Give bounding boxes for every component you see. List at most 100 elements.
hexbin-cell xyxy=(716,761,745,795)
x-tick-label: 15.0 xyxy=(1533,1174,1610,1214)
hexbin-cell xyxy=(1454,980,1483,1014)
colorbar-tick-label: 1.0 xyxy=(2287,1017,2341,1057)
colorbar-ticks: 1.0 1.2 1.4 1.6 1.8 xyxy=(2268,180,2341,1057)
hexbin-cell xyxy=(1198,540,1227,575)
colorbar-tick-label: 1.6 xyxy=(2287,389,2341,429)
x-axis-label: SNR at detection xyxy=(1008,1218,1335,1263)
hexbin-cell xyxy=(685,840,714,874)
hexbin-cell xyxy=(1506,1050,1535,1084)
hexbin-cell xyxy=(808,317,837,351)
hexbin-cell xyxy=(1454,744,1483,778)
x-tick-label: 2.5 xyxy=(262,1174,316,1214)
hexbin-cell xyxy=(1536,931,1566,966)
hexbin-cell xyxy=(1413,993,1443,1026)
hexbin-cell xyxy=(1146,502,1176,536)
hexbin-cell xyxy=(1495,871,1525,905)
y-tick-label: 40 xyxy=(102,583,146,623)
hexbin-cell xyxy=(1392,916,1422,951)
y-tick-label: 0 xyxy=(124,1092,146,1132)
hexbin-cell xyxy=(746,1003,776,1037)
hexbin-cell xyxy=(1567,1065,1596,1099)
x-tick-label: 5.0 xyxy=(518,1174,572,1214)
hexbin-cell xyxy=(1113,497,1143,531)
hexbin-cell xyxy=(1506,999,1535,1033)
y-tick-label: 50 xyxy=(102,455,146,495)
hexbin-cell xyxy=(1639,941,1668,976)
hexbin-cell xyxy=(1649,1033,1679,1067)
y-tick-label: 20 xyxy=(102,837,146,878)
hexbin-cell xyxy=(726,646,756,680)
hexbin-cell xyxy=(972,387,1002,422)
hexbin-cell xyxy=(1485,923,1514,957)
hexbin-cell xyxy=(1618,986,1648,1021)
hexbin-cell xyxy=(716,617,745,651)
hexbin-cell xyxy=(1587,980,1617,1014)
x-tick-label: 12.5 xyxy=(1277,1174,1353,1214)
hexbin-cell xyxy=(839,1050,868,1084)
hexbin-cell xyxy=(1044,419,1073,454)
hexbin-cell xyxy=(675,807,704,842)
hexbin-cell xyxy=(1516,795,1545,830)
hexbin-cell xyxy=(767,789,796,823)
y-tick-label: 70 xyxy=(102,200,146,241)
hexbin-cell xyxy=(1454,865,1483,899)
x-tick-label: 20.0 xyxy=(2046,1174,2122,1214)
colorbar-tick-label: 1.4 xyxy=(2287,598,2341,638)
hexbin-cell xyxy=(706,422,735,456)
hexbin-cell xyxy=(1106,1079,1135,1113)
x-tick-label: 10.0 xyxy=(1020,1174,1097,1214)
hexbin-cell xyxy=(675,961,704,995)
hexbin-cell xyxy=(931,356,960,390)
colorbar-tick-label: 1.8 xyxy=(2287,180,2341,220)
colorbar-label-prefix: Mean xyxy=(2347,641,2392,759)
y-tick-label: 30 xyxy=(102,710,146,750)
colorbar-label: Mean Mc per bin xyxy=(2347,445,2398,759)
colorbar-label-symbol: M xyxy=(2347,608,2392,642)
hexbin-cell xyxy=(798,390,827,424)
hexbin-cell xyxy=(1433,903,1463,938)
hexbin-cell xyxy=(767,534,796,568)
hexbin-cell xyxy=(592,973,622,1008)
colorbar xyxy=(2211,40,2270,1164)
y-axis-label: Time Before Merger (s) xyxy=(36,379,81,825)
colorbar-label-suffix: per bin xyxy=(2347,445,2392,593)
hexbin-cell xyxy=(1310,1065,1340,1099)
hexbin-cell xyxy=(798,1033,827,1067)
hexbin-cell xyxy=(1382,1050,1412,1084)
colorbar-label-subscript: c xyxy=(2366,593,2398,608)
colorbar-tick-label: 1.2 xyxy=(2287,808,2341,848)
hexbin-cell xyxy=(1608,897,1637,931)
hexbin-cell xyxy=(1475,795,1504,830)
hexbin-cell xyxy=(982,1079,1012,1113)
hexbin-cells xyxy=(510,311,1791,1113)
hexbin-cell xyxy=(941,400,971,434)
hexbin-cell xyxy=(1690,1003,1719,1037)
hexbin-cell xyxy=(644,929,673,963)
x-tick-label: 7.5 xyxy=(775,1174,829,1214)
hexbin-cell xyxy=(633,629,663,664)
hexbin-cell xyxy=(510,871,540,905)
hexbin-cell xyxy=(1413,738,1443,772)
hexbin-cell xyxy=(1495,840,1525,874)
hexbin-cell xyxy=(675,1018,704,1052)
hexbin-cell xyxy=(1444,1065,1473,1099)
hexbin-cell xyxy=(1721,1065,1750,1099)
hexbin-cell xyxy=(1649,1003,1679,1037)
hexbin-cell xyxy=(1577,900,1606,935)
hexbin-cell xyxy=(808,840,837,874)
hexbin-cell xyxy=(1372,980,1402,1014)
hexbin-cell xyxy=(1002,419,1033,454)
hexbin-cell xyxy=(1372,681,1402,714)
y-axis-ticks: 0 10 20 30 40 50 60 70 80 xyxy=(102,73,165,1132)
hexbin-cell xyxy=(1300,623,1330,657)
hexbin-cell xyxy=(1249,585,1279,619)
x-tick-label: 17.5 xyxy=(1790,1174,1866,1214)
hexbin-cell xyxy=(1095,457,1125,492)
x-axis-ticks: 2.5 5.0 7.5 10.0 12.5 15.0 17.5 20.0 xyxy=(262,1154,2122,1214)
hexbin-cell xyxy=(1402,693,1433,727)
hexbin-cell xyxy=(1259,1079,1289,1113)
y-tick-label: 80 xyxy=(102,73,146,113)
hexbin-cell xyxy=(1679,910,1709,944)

----

*TASK DESCRIPTION*. Print every item above again, line for line, with nothing changed.

*RESPONSE TO THE EXERCISE*.
Give bounding boxes for every component you see. List at most 100 elements.
hexbin-cell xyxy=(716,761,745,795)
x-tick-label: 15.0 xyxy=(1533,1174,1610,1214)
hexbin-cell xyxy=(1454,980,1483,1014)
colorbar-tick-label: 1.0 xyxy=(2287,1017,2341,1057)
colorbar-ticks: 1.0 1.2 1.4 1.6 1.8 xyxy=(2268,180,2341,1057)
hexbin-cell xyxy=(1198,540,1227,575)
colorbar-tick-label: 1.6 xyxy=(2287,389,2341,429)
x-axis-label: SNR at detection xyxy=(1008,1218,1335,1263)
hexbin-cell xyxy=(685,840,714,874)
hexbin-cell xyxy=(1506,1050,1535,1084)
hexbin-cell xyxy=(808,317,837,351)
hexbin-cell xyxy=(1454,744,1483,778)
x-tick-label: 2.5 xyxy=(262,1174,316,1214)
hexbin-cell xyxy=(1536,931,1566,966)
hexbin-cell xyxy=(1413,993,1443,1026)
hexbin-cell xyxy=(1146,502,1176,536)
hexbin-cell xyxy=(1495,871,1525,905)
y-tick-label: 40 xyxy=(102,583,146,623)
hexbin-cell xyxy=(1392,916,1422,951)
y-tick-label: 0 xyxy=(124,1092,146,1132)
hexbin-cell xyxy=(746,1003,776,1037)
hexbin-cell xyxy=(1567,1065,1596,1099)
x-tick-label: 5.0 xyxy=(518,1174,572,1214)
hexbin-cell xyxy=(1113,497,1143,531)
hexbin-cell xyxy=(1506,999,1535,1033)
y-tick-label: 50 xyxy=(102,455,146,495)
hexbin-cell xyxy=(1639,941,1668,976)
hexbin-cell xyxy=(1649,1033,1679,1067)
y-tick-label: 20 xyxy=(102,837,146,878)
hexbin-cell xyxy=(726,646,756,680)
hexbin-cell xyxy=(972,387,1002,422)
hexbin-cell xyxy=(1485,923,1514,957)
hexbin-cell xyxy=(1618,986,1648,1021)
hexbin-cell xyxy=(716,617,745,651)
hexbin-cell xyxy=(1587,980,1617,1014)
x-tick-label: 12.5 xyxy=(1277,1174,1353,1214)
hexbin-cell xyxy=(839,1050,868,1084)
hexbin-cell xyxy=(1044,419,1073,454)
hexbin-cell xyxy=(675,807,704,842)
hexbin-cell xyxy=(1516,795,1545,830)
hexbin-cell xyxy=(767,789,796,823)
y-tick-label: 70 xyxy=(102,200,146,241)
hexbin-cell xyxy=(1454,865,1483,899)
x-tick-label: 20.0 xyxy=(2046,1174,2122,1214)
colorbar-tick-label: 1.4 xyxy=(2287,598,2341,638)
hexbin-cell xyxy=(706,422,735,456)
hexbin-cell xyxy=(1106,1079,1135,1113)
x-tick-label: 10.0 xyxy=(1020,1174,1097,1214)
hexbin-cell xyxy=(675,961,704,995)
hexbin-cell xyxy=(931,356,960,390)
colorbar-tick-label: 1.8 xyxy=(2287,180,2341,220)
colorbar-label-prefix: Mean xyxy=(2347,641,2392,759)
y-tick-label: 30 xyxy=(102,710,146,750)
colorbar-label: Mean Mc per bin xyxy=(2347,445,2398,759)
colorbar-label-symbol: M xyxy=(2347,608,2392,642)
hexbin-cell xyxy=(798,390,827,424)
hexbin-cell xyxy=(1433,903,1463,938)
hexbin-cell xyxy=(767,534,796,568)
hexbin-cell xyxy=(592,973,622,1008)
colorbar xyxy=(2211,40,2270,1164)
y-axis-label: Time Before Merger (s) xyxy=(36,379,81,825)
colorbar-label-suffix: per bin xyxy=(2347,445,2392,593)
hexbin-cell xyxy=(1310,1065,1340,1099)
hexbin-cell xyxy=(798,1033,827,1067)
hexbin-cell xyxy=(1382,1050,1412,1084)
colorbar-label-subscript: c xyxy=(2366,593,2398,608)
colorbar-tick-label: 1.2 xyxy=(2287,808,2341,848)
hexbin-cell xyxy=(1608,897,1637,931)
hexbin-cell xyxy=(1475,795,1504,830)
hexbin-cell xyxy=(982,1079,1012,1113)
hexbin-cells xyxy=(510,311,1791,1113)
hexbin-cell xyxy=(941,400,971,434)
hexbin-cell xyxy=(1690,1003,1719,1037)
hexbin-cell xyxy=(644,929,673,963)
x-tick-label: 7.5 xyxy=(775,1174,829,1214)
hexbin-cell xyxy=(633,629,663,664)
hexbin-cell xyxy=(510,871,540,905)
hexbin-cell xyxy=(1413,738,1443,772)
hexbin-cell xyxy=(1495,840,1525,874)
hexbin-cell xyxy=(675,1018,704,1052)
hexbin-cell xyxy=(1444,1065,1473,1099)
hexbin-cell xyxy=(1721,1065,1750,1099)
hexbin-cell xyxy=(1649,1003,1679,1037)
hexbin-cell xyxy=(1577,900,1606,935)
hexbin-cell xyxy=(808,840,837,874)
hexbin-cell xyxy=(1372,980,1402,1014)
hexbin-cell xyxy=(1002,419,1033,454)
hexbin-cell xyxy=(1372,681,1402,714)
y-axis-ticks: 0 10 20 30 40 50 60 70 80 xyxy=(102,73,165,1132)
hexbin-cell xyxy=(1300,623,1330,657)
hexbin-cell xyxy=(1249,585,1279,619)
x-tick-label: 17.5 xyxy=(1790,1174,1866,1214)
hexbin-cell xyxy=(1095,457,1125,492)
x-axis-ticks: 2.5 5.0 7.5 10.0 12.5 15.0 17.5 20.0 xyxy=(262,1154,2122,1214)
hexbin-cell xyxy=(1402,693,1433,727)
hexbin-cell xyxy=(1259,1079,1289,1113)
y-tick-label: 80 xyxy=(102,73,146,113)
hexbin-cell xyxy=(1679,910,1709,944)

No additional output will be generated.